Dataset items
[Start]
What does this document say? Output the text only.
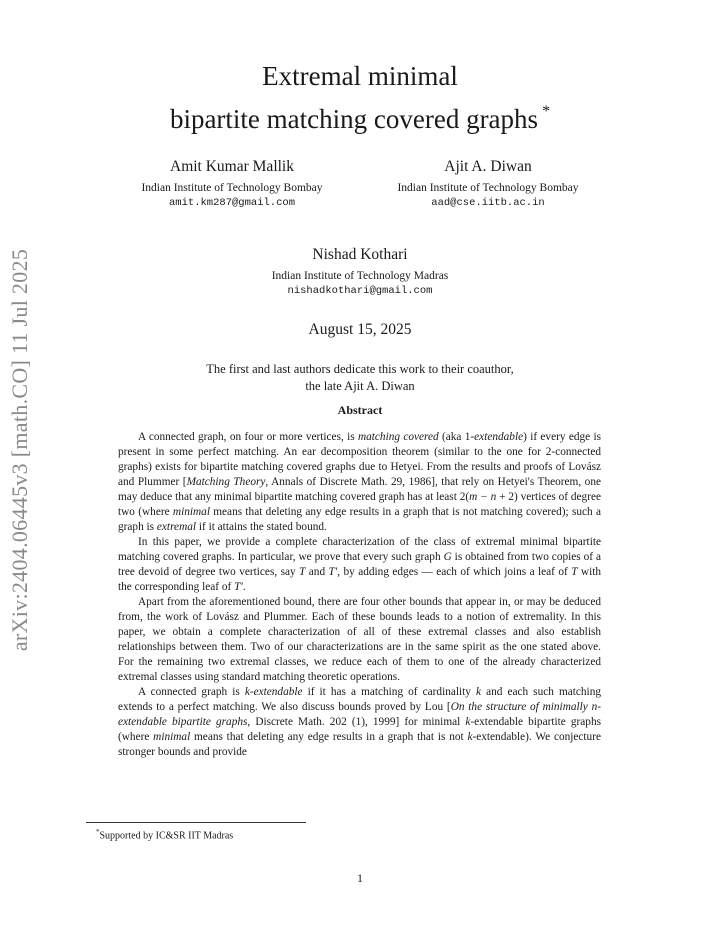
arXiv:2404.06445v3 [math.CO] 11 Jul 2025
Extremal minimal
bipartite matching covered graphs *
Amit Kumar Mallik
Indian Institute of Technology Bombay
amit.km287@gmail.com
Ajit A. Diwan
Indian Institute of Technology Bombay
aad@cse.iitb.ac.in
Nishad Kothari
Indian Institute of Technology Madras
nishadkothari@gmail.com
August 15, 2025
The first and last authors dedicate this work to their coauthor,
the late Ajit A. Diwan
Abstract

A connected graph, on four or more vertices, is matching covered (aka 1-extendable) if every edge is present in some perfect matching. An ear decomposition theorem (similar to the one for 2-connected graphs) exists for bipartite matching covered graphs due to Hetyei. From the results and proofs of Lovász and Plummer [Matching Theory, Annals of Discrete Math. 29, 1986], that rely on Hetyei's Theorem, one may deduce that any minimal bipartite matching covered graph has at least 2(m − n + 2) vertices of degree two (where minimal means that deleting any edge results in a graph that is not matching covered); such a graph is extremal if it attains the stated bound.

In this paper, we provide a complete characterization of the class of extremal minimal bipartite matching covered graphs. In particular, we prove that every such graph G is obtained from two copies of a tree devoid of degree two vertices, say T and T′, by adding edges — each of which joins a leaf of T with the corresponding leaf of T′.

Apart from the aforementioned bound, there are four other bounds that appear in, or may be deduced from, the work of Lovász and Plummer. Each of these bounds leads to a notion of extremality. In this paper, we obtain a complete characterization of all of these extremal classes and also establish relationships between them. Two of our characterizations are in the same spirit as the one stated above. For the remaining two extremal classes, we reduce each of them to one of the already characterized extremal classes using standard matching theoretic operations.

A connected graph is k-extendable if it has a matching of cardinality k and each such matching extends to a perfect matching. We also discuss bounds proved by Lou [On the structure of minimally n-extendable bipartite graphs, Discrete Math. 202 (1), 1999] for minimal k-extendable bipartite graphs (where minimal means that deleting any edge results in a graph that is not k-extendable). We conjecture stronger bounds and provide

*Supported by IC&SR IIT Madras
1
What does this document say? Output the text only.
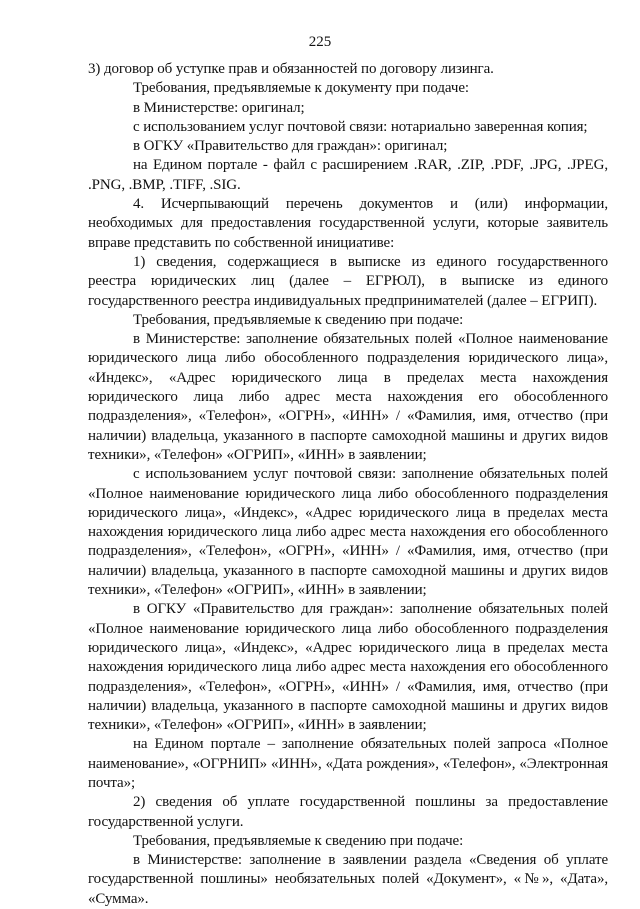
225

3) договор об уступке прав и обязанностей по договору лизинга.

Требования, предъявляемые к документу при подаче:

в Министерстве: оригинал;

с использованием услуг почтовой связи: нотариально заверенная копия;

в ОГКУ «Правительство для граждан»: оригинал;

на Едином портале - файл с расширением .RAR, .ZIP, .PDF, .JPG, .JPEG, .PNG, .BMP, .TIFF, .SIG.

4. Исчерпывающий перечень документов и (или) информации, необходимых для предоставления государственной услуги, которые заявитель вправе представить по собственной инициативе:

1) сведения, содержащиеся в выписке из единого государственного реестра юридических лиц (далее – ЕГРЮЛ), в выписке из единого государственного реестра индивидуальных предпринимателей (далее – ЕГРИП).

Требования, предъявляемые к сведению при подаче:

в Министерстве: заполнение обязательных полей «Полное наименование юридического лица либо обособленного подразделения юридического лица», «Индекс», «Адрес юридического лица в пределах места нахождения юридического лица либо адрес места нахождения его обособленного подразделения», «Телефон», «ОГРН», «ИНН» / «Фамилия, имя, отчество (при наличии) владельца, указанного в паспорте самоходной машины и других видов техники», «Телефон» «ОГРИП», «ИНН» в заявлении;

с использованием услуг почтовой связи: заполнение обязательных полей «Полное наименование юридического лица либо обособленного подразделения юридического лица», «Индекс», «Адрес юридического лица в пределах места нахождения юридического лица либо адрес места нахождения его обособленного подразделения», «Телефон», «ОГРН», «ИНН» / «Фамилия, имя, отчество (при наличии) владельца, указанного в паспорте самоходной машины и других видов техники», «Телефон» «ОГРИП», «ИНН» в заявлении;

в ОГКУ «Правительство для граждан»: заполнение обязательных полей «Полное наименование юридического лица либо обособленного подразделения юридического лица», «Индекс», «Адрес юридического лица в пределах места нахождения юридического лица либо адрес места нахождения его обособленного подразделения», «Телефон», «ОГРН», «ИНН» / «Фамилия, имя, отчество (при наличии) владельца, указанного в паспорте самоходной машины и других видов техники», «Телефон» «ОГРИП», «ИНН» в заявлении;

на Едином портале – заполнение обязательных полей запроса «Полное наименование», «ОГРНИП» «ИНН», «Дата рождения», «Телефон», «Электронная почта»;

2) сведения об уплате государственной пошлины за предоставление государственной услуги.

Требования, предъявляемые к сведению при подаче:

в Министерстве: заполнение в заявлении раздела «Сведения об уплате государственной пошлины» необязательных полей «Документ», «№», «Дата», «Сумма».
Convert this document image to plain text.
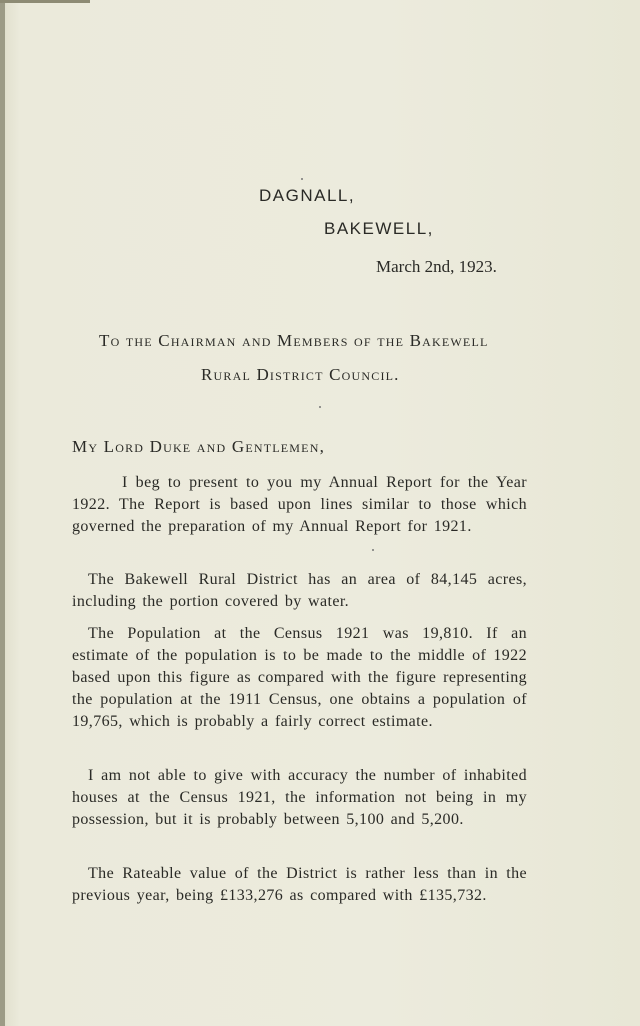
DAGNALL,
BAKEWELL,
March 2nd, 1923.
To the Chairman and Members of the Bakewell
Rural District Council.
My Lord Duke and Gentlemen,
I beg to present to you my Annual Report for the Year 1922. The Report is based upon lines similar to those which governed the preparation of my Annual Report for 1921.
The Bakewell Rural District has an area of 84,145 acres, including the portion covered by water.
The Population at the Census 1921 was 19,810. If an estimate of the population is to be made to the middle of 1922 based upon this figure as compared with the figure representing the population at the 1911 Census, one obtains a population of 19,765, which is probably a fairly correct estimate.
I am not able to give with accuracy the number of inhabited houses at the Census 1921, the information not being in my possession, but it is probably between 5,100 and 5,200.
The Rateable value of the District is rather less than in the previous year, being £133,276 as compared with £135,732.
[End]
● **Task to complete**
Report how many lines in the listing above include the word "work". Give nothing but the number.

● **Expected answer**
2